EXCERPTED TEXT
·····
Yesterday I had the privilege of responding to a wonderful talk by Matt Rubery at the Rutgers Initiative for the Book on “Podcasts, Audiobooks, and Podiobooks.” Feeling out of my depth as a non-podcast-listener, I went to my happy place instead, using my response as an occasion for digging around in a period and a medium I know better. Thinking about entanglements of print and audio fiction, I was moved to learn a little bit more about…
(Image from Galactic Central.) I’m not sure bringing this up was particularly illuminating on the subject of podcasts and books, but it was fun for me and I thought I’d set down a couple of things it made me think about.
·····
In the excerpt above about responding to a talk, what was the title of the talk?

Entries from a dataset
·····
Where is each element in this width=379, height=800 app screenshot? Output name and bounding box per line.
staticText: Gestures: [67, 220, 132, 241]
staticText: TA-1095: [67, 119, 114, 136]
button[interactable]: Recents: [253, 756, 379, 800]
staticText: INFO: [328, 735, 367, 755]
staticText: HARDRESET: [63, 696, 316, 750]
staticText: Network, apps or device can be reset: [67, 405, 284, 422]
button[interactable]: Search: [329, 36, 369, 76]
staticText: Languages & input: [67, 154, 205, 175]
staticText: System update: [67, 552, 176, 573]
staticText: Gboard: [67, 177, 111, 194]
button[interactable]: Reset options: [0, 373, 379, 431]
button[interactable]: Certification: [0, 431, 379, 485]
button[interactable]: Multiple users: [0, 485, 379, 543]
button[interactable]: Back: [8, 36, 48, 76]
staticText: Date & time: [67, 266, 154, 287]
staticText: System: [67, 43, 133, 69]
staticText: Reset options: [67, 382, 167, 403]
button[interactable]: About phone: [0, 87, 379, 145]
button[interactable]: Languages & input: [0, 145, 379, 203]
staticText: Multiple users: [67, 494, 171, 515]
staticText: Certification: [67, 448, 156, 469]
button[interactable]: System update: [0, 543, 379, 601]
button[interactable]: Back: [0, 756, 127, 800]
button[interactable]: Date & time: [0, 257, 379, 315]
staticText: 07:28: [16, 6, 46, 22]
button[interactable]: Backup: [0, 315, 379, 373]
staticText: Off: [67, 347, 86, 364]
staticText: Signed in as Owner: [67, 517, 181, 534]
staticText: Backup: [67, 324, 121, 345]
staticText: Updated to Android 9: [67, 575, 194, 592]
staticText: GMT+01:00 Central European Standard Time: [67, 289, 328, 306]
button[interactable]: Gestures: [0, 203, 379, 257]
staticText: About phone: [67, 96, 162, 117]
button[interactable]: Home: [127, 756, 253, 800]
·····
OUTPUT FOR THIS EXERCISE
"Podcasts, Audiobooks, and Podiobooks"